#### [SHORT PROBLEM]
Please write the lines below as a JSON list of strings, one string per line, with blank lines dropped. Leave the pictures out of the answer.
==== ENTRIES
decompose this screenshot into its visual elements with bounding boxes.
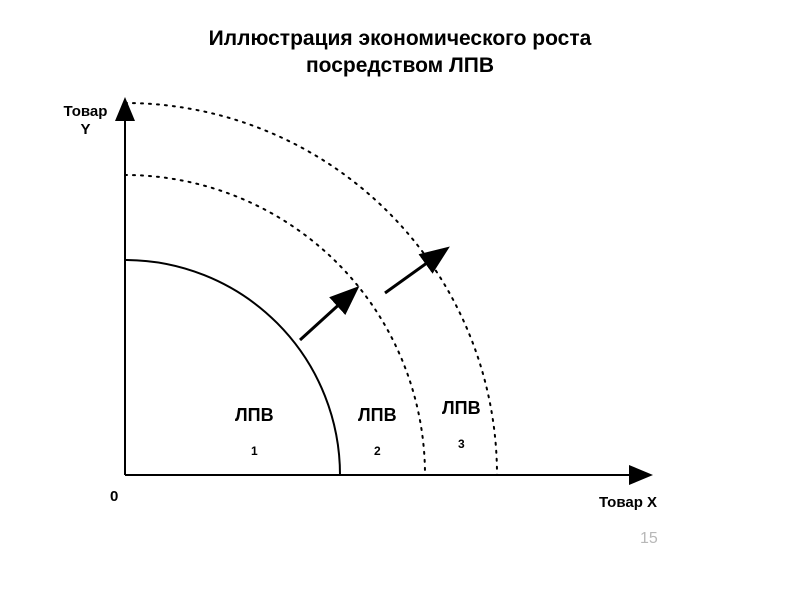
y-axis-label: Товар Y xyxy=(58,103,113,139)
curve-label-1: ЛПВ 1 xyxy=(235,405,274,458)
curve-label-2: ЛПВ 2 xyxy=(358,405,397,458)
page-number: 15 xyxy=(640,530,658,548)
diagram-svg xyxy=(0,0,800,600)
curve-label-3: ЛПВ 3 xyxy=(442,398,481,451)
growth-arrows xyxy=(300,250,445,340)
x-axis-label: Товар X xyxy=(598,494,658,512)
origin-label: 0 xyxy=(110,488,118,505)
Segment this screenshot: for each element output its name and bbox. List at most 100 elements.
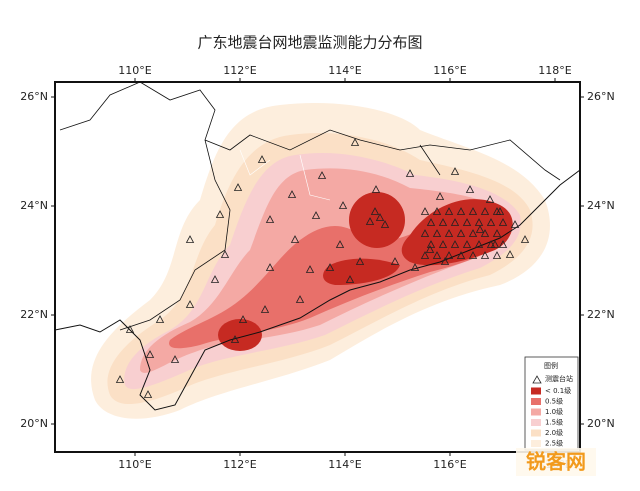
========
#### [EXPECTED OUTPUT]
[
  "decompose this screenshot into its visual elements with bounding boxes.",
  "y-axis-label: Товар Y xyxy=(58,103,113,139)",
  "curve-label-1: ЛПВ 1 xyxy=(235,405,274,458)",
  "curve-label-2: ЛПВ 2 xyxy=(358,405,397,458)",
  "page-number: 15 xyxy=(640,530,658,548)",
  "diagram-svg xyxy=(0,0,800,600)",
  "curve-label-3: ЛПВ 3 xyxy=(442,398,481,451)",
  "growth-arrows xyxy=(300,250,445,340)",
  "x-axis-label: Товар X xyxy=(598,494,658,512)",
  "origin-label: 0 xyxy=(110,488,118,505)",
  "Segment this screenshot: for each element output its name and bbox. List at most 100 elements."
]